Data records
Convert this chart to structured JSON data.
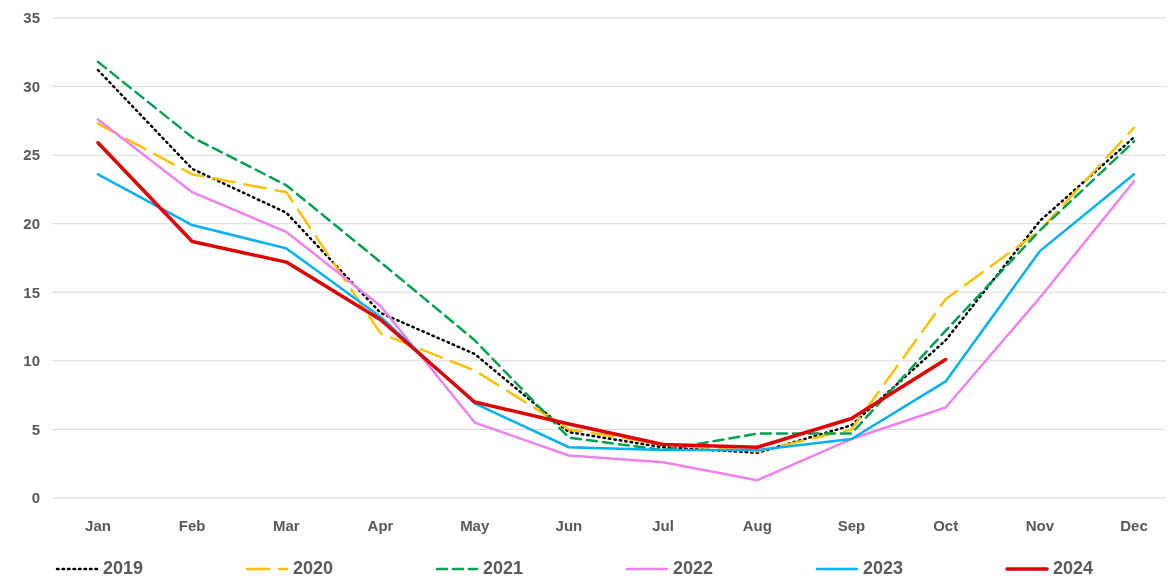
{
  "chart_data": {
    "type": "line",
    "categories": [
      "Jan",
      "Feb",
      "Mar",
      "Apr",
      "May",
      "Jun",
      "Jul",
      "Aug",
      "Sep",
      "Oct",
      "Nov",
      "Dec"
    ],
    "ylim": [
      0,
      35
    ],
    "yticks": [
      0,
      5,
      10,
      15,
      20,
      25,
      30,
      35
    ],
    "grid": "y",
    "legend": "bottom",
    "marker": "none",
    "series": [
      {
        "name": "2019",
        "color": "#000000",
        "line_style": "dotted",
        "values": [
          31.2,
          24,
          20.8,
          13.5,
          10.5,
          4.8,
          3.7,
          3.3,
          5.3,
          11.5,
          20.2,
          26.3
        ]
      },
      {
        "name": "2020",
        "color": "#ffc000",
        "line_style": "dashed",
        "values": [
          27.3,
          23.6,
          22.3,
          12,
          9.3,
          5,
          3.9,
          3.4,
          5,
          14.5,
          19.5,
          27
        ]
      },
      {
        "name": "2021",
        "color": "#00a050",
        "line_style": "dashed",
        "values": [
          31.8,
          26.3,
          22.8,
          17.2,
          11.5,
          4.4,
          3.5,
          4.7,
          4.7,
          12.2,
          19.5,
          26
        ]
      },
      {
        "name": "2022",
        "color": "#ee82ee",
        "line_style": "solid",
        "values": [
          27.6,
          22.3,
          19.4,
          14,
          5.5,
          3.1,
          2.6,
          1.3,
          4.3,
          6.6,
          14.6,
          23.1
        ]
      },
      {
        "name": "2023",
        "color": "#00b0f0",
        "line_style": "solid",
        "values": [
          23.6,
          19.9,
          18.2,
          13.2,
          6.9,
          3.7,
          3.5,
          3.5,
          4.3,
          8.5,
          18,
          23.6
        ]
      },
      {
        "name": "2024",
        "color": "#e00000",
        "line_style": "solid",
        "values": [
          25.9,
          18.7,
          17.2,
          13,
          7,
          5.4,
          3.9,
          3.7,
          5.8,
          10.1,
          null,
          null
        ]
      }
    ]
  }
}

Required task |
Scan the listing above and identify each line holding the string "color"; copy every such line.

Solution for this exercise |
        "color": "#000000",
        "color": "#ffc000",
        "color": "#00a050",
        "color": "#ee82ee",
        "color": "#00b0f0",
        "color": "#e00000",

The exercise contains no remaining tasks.